* Выбранный текст:
== == ==

<О МАЛЕНЬКИХ ЛЮДЯХ> С.-Петербург, вторник, 25-го июня

<О МАЛЕНЬКИХ ЛЮДЯХ>

С.-Петербург, вторник, 25-го июня

Маленькие люди, о которых мы будем сегодня говорить, едва ли не самые жалкие люди на земле русской. Они уже тем несчастны, что общество видит их несчастие почти каждый день и не только не замечает его, но даже считает это безобразно дикое явление явлением нормальным, вытекающим чуть-чуть не из природы вещей.

Мы говорим о купеческих мальчиках.

Заводя о них речь, мы вовсе не намерены забавлять наше гуманное общество мизерабельностью; еще менее мы способны вопиять к общественному великодушию. Нет, мы слишком стары для того, чтобы верить в русскую общественную инициативу, и потому обращаемся с нашими словами не к гуманности и либерализму разговаривающего русского общества, а к с. — петербургскому обер-полициймейстеру, сделавшему так много в полицейском управлении столицы.

Да, мы обращаемся к обер-полициймейстеру с делом, о котором, собственно, следовало бы говорить с обществом. Но как общество ничего полезного не делает и не хочет делать, то приятнее и короче надеяться на тех, которые могут делать. Таково современное состояние общественных дел при высоком развитии фразерствующего русского общества.

Наша просьба к с. — петербургскому обер-полициймейстеру рекомендуется общественному вниманию единственно для того только, чтобы не упустить случая заметить этому обществу его полнейшее бездействие, равнодушие к человеческим страданиям и жестокосердие, вопиющее на небо.

== == ==

[Записи пространственной разметки]
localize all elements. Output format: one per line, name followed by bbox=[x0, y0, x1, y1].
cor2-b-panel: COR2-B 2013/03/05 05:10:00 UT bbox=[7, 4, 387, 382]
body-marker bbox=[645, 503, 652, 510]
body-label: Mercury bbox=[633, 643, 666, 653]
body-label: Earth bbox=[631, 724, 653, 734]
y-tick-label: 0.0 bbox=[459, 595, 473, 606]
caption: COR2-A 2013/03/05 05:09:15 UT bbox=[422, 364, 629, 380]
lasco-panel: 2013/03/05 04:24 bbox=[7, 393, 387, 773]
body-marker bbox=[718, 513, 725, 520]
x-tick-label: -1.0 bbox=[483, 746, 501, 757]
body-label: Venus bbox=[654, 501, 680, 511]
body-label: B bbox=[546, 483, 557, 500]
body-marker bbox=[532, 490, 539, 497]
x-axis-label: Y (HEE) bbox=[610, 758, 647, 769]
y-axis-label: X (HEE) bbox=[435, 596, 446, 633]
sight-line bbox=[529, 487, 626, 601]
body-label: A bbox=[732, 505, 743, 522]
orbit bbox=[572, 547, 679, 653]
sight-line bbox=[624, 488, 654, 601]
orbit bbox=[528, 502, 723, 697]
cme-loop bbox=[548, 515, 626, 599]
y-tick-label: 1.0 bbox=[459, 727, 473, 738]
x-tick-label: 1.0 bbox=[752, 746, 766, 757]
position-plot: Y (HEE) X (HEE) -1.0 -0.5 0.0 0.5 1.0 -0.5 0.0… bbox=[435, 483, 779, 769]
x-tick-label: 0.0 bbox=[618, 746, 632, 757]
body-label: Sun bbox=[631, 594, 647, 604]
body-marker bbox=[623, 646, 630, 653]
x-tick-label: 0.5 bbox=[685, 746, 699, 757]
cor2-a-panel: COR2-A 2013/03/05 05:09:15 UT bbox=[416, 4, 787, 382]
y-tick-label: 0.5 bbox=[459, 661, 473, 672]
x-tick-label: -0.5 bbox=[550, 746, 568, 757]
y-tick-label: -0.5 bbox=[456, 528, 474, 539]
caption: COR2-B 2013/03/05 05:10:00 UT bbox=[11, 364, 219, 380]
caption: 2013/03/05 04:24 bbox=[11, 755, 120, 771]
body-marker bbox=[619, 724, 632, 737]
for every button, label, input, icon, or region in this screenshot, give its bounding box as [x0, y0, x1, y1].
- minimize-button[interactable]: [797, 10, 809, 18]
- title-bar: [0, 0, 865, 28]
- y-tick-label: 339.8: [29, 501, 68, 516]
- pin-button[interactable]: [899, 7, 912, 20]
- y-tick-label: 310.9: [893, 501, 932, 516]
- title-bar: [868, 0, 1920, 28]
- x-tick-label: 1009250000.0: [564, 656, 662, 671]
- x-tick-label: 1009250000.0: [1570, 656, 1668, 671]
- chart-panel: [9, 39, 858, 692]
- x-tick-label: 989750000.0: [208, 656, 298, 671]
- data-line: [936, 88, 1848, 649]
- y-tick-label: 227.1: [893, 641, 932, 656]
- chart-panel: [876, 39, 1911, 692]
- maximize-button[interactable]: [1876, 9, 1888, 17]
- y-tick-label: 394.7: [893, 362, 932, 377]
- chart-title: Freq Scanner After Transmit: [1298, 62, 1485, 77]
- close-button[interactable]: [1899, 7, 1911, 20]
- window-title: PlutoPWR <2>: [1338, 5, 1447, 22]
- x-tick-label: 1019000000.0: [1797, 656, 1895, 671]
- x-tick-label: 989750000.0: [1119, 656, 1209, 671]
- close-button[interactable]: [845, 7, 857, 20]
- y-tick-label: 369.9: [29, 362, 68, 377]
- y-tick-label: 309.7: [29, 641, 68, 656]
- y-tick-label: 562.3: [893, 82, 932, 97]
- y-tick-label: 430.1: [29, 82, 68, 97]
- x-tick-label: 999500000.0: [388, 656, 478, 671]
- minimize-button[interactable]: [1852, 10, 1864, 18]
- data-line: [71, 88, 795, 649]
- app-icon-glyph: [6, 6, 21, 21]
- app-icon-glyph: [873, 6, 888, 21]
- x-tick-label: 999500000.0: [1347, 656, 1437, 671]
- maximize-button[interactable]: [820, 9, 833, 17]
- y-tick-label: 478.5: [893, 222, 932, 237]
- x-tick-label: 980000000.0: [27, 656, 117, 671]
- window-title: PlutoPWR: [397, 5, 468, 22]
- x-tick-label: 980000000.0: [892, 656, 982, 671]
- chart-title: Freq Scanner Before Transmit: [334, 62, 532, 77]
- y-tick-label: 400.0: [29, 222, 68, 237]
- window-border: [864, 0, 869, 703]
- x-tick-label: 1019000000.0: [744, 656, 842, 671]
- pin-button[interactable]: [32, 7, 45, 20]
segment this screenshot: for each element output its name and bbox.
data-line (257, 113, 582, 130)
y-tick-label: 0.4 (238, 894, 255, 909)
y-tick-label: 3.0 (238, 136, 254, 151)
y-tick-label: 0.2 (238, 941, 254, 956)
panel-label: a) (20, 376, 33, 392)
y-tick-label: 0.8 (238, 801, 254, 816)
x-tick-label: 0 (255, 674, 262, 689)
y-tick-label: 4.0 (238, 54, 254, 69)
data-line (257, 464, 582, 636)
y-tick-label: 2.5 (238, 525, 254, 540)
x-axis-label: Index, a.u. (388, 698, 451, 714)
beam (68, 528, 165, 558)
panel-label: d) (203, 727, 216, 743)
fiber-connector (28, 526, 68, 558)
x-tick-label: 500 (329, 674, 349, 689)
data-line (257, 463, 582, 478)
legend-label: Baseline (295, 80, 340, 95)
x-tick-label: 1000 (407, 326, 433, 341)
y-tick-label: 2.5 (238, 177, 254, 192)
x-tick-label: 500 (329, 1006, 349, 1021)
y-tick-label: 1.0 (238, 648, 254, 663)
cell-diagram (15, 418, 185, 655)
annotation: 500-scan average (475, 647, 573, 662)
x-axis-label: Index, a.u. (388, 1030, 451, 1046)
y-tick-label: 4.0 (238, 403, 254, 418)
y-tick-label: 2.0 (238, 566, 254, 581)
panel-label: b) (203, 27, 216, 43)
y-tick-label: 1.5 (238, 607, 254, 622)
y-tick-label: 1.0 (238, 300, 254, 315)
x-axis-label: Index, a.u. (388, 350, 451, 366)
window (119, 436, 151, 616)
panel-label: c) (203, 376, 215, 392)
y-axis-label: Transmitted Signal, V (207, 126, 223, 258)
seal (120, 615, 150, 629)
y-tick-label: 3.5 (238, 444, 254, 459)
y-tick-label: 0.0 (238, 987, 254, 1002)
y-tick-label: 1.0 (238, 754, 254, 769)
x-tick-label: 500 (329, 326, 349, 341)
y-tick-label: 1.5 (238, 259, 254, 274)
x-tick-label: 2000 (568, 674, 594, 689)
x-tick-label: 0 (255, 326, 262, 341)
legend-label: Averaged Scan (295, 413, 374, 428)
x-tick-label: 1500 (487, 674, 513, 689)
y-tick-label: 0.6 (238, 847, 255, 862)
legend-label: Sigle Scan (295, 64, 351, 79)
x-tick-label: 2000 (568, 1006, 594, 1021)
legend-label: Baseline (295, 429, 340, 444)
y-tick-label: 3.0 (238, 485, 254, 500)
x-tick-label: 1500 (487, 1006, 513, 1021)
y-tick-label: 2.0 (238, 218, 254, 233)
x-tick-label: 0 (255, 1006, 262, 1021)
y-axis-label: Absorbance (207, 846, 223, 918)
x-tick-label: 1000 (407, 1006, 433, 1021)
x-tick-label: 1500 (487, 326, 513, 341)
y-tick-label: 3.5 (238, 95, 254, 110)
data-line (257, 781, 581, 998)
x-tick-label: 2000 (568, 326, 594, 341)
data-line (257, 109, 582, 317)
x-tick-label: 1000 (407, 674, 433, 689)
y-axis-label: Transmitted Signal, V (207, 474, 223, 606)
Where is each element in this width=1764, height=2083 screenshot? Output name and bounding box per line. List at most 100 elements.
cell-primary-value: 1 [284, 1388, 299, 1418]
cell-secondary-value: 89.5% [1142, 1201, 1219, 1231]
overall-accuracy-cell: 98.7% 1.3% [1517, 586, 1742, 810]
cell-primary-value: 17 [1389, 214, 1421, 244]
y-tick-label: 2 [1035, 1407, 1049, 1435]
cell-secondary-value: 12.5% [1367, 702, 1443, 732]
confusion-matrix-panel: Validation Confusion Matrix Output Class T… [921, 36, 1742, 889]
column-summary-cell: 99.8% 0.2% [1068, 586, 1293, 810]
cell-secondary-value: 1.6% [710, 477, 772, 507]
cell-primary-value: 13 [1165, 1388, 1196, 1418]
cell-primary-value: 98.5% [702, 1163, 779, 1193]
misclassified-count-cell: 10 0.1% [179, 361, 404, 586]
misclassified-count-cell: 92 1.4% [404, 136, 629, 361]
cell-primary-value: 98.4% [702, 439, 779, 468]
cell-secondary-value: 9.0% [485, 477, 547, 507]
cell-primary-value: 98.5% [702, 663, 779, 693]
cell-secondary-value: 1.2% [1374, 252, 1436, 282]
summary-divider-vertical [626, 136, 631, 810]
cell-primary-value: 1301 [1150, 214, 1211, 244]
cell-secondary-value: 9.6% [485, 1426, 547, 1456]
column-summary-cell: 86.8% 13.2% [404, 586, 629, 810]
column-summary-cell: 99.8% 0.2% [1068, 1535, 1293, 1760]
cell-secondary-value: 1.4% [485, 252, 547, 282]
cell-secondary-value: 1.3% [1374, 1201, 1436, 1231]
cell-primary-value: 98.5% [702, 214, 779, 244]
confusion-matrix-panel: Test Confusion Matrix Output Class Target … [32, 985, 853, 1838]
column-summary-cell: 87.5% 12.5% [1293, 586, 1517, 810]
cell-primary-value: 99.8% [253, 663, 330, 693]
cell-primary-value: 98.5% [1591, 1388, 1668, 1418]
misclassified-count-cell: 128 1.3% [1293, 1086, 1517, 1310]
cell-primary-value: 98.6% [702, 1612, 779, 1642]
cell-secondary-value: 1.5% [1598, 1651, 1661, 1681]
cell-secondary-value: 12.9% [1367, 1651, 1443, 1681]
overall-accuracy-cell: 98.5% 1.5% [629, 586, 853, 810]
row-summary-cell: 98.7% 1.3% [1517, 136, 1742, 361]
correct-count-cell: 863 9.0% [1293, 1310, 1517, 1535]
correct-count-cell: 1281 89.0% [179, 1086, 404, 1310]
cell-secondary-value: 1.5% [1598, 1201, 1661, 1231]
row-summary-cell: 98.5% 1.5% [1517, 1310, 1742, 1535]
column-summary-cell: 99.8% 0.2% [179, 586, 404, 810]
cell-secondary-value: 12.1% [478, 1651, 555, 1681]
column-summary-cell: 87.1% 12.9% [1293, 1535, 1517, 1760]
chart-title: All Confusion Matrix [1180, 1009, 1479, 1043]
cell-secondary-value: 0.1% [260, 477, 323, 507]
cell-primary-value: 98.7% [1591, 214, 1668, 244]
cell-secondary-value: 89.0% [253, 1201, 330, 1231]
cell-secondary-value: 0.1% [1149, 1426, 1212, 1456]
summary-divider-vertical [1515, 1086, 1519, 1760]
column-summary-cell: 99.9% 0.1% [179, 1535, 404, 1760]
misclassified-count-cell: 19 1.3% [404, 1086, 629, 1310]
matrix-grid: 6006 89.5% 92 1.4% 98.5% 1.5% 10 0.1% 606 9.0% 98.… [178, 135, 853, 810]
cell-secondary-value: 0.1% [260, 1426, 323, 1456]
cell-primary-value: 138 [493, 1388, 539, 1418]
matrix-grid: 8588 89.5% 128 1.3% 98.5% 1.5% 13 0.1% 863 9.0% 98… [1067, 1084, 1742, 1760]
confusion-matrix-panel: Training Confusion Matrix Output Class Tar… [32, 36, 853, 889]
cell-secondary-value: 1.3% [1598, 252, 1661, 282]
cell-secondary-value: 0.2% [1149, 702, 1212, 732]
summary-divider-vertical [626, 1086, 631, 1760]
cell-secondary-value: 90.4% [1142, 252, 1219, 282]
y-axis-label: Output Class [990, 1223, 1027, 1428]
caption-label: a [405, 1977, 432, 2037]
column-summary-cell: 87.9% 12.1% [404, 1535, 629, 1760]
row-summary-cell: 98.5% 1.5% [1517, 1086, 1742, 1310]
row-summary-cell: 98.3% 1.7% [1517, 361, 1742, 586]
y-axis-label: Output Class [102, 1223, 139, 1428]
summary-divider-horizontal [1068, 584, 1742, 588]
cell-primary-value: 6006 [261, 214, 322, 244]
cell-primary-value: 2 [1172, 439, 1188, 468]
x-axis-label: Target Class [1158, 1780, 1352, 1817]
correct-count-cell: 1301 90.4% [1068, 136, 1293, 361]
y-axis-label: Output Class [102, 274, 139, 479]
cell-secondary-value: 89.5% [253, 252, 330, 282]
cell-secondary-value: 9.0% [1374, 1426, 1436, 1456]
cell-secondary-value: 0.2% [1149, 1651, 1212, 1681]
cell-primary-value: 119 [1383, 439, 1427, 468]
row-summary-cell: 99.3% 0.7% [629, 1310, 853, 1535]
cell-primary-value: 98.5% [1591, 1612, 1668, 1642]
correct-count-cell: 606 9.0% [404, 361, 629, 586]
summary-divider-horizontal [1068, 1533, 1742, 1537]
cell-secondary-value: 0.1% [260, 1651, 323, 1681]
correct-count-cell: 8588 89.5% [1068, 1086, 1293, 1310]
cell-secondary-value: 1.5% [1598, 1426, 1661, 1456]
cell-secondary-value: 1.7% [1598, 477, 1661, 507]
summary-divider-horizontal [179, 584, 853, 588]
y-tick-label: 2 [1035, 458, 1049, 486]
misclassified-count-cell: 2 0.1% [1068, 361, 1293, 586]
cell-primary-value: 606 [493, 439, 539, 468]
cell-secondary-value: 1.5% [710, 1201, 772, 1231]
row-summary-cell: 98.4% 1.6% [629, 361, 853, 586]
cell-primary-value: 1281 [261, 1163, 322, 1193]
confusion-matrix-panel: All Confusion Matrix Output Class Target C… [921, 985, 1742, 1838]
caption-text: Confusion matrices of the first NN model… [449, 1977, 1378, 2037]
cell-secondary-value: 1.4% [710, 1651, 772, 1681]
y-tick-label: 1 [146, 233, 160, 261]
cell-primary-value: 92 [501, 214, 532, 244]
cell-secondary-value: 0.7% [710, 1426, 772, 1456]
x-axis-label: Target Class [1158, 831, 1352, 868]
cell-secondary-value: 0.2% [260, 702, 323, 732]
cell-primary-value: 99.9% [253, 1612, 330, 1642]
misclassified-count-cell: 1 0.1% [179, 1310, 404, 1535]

== == ==

* Вопросы и задания:
**1.** Сократите абзац статьи о маленьких людях, который начинается словами «Заводя о них речь». Основные факты должны сохраниться.
**2.** Ответьте на вопросы по статье о маленьких людях:
(а) О ком именно идет речь в статье?
(б) Каким общество считает несчастие этих людей?
(в) К кому авторы обращаются со своей просьбой?

* Подробные ответы:
**1.** Авторы не собираются ни развлекать общество чужой бедностью, ни взывать к его великодушию. Они уже не верят в русскую общественную инициативу. Поэтому они обращаются не к гуманности и либерализму общества, а к с.-петербургскому обер-полициймейстеру, который много сделал в полицейском управлении столицы.

**2.**
(а) О купеческих мальчиках.
(б) Нормальным явлением, вытекающим чуть-чуть не из природы вещей.
(в) К с.-петербургскому обер-полициймейстеру.